* Start *

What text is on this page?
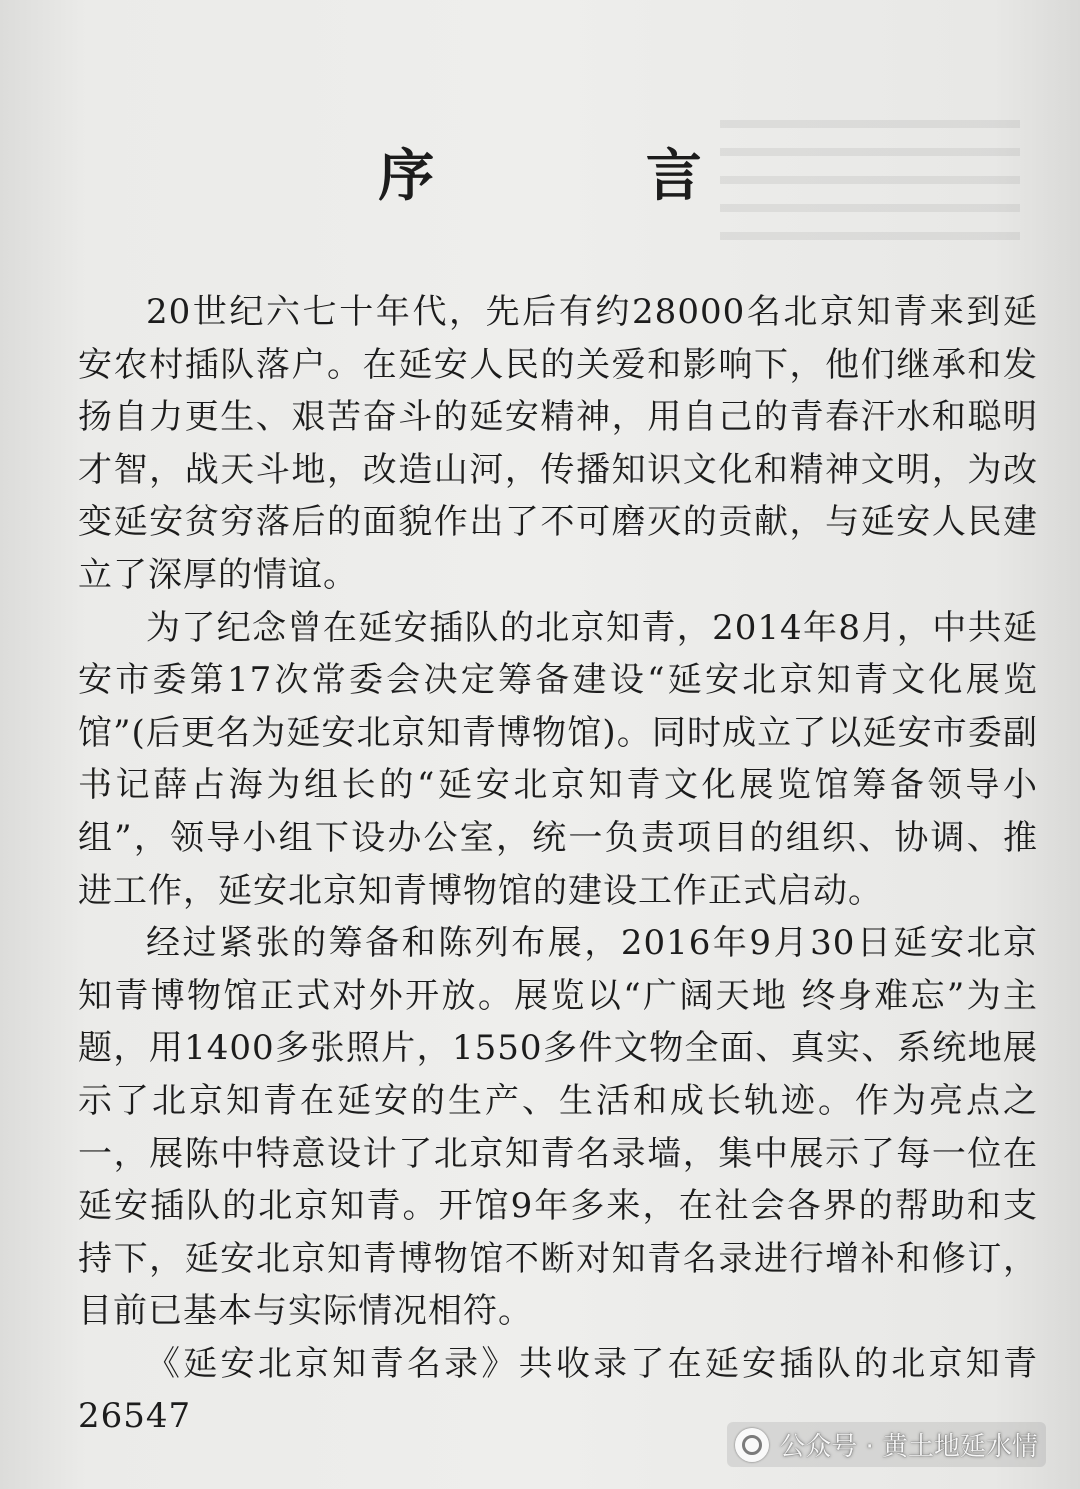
序 言

20世纪六七十年代，先后有约28000名北京知青来到延安农村插队落户。在延安人民的关爱和影响下，他们继承和发扬自力更生、艰苦奋斗的延安精神，用自己的青春汗水和聪明才智，战天斗地，改造山河，传播知识文化和精神文明，为改变延安贫穷落后的面貌作出了不可磨灭的贡献，与延安人民建立了深厚的情谊。

为了纪念曾在延安插队的北京知青，2014年8月，中共延安市委第17次常委会决定筹备建设“延安北京知青文化展览馆”(后更名为延安北京知青博物馆)。同时成立了以延安市委副书记薛占海为组长的“延安北京知青文化展览馆筹备领导小组”，领导小组下设办公室，统一负责项目的组织、协调、推进工作，延安北京知青博物馆的建设工作正式启动。

经过紧张的筹备和陈列布展，2016年9月30日延安北京知青博物馆正式对外开放。展览以“广阔天地 终身难忘”为主题，用1400多张照片，1550多件文物全面、真实、系统地展示了北京知青在延安的生产、生活和成长轨迹。作为亮点之一，展陈中特意设计了北京知青名录墙，集中展示了每一位在延安插队的北京知青。开馆9年多来，在社会各界的帮助和支持下，延安北京知青博物馆不断对知青名录进行增补和修订，目前已基本与实际情况相符。

《延安北京知青名录》共收录了在延安插队的北京知青26547

公众号 · 黄土地延水情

* End *

Go through the listing above and write it all out exactly, leaving out any picture.

What text is on this page?
序 言

20世纪六七十年代，先后有约28000名北京知青来到延安农村插队落户。在延安人民的关爱和影响下，他们继承和发扬自力更生、艰苦奋斗的延安精神，用自己的青春汗水和聪明才智，战天斗地，改造山河，传播知识文化和精神文明，为改变延安贫穷落后的面貌作出了不可磨灭的贡献，与延安人民建立了深厚的情谊。

为了纪念曾在延安插队的北京知青，2014年8月，中共延安市委第17次常委会决定筹备建设“延安北京知青文化展览馆”(后更名为延安北京知青博物馆)。同时成立了以延安市委副书记薛占海为组长的“延安北京知青文化展览馆筹备领导小组”，领导小组下设办公室，统一负责项目的组织、协调、推进工作，延安北京知青博物馆的建设工作正式启动。

经过紧张的筹备和陈列布展，2016年9月30日延安北京知青博物馆正式对外开放。展览以“广阔天地 终身难忘”为主题，用1400多张照片，1550多件文物全面、真实、系统地展示了北京知青在延安的生产、生活和成长轨迹。作为亮点之一，展陈中特意设计了北京知青名录墙，集中展示了每一位在延安插队的北京知青。开馆9年多来，在社会各界的帮助和支持下，延安北京知青博物馆不断对知青名录进行增补和修订，目前已基本与实际情况相符。

《延安北京知青名录》共收录了在延安插队的北京知青26547

公众号 · 黄土地延水情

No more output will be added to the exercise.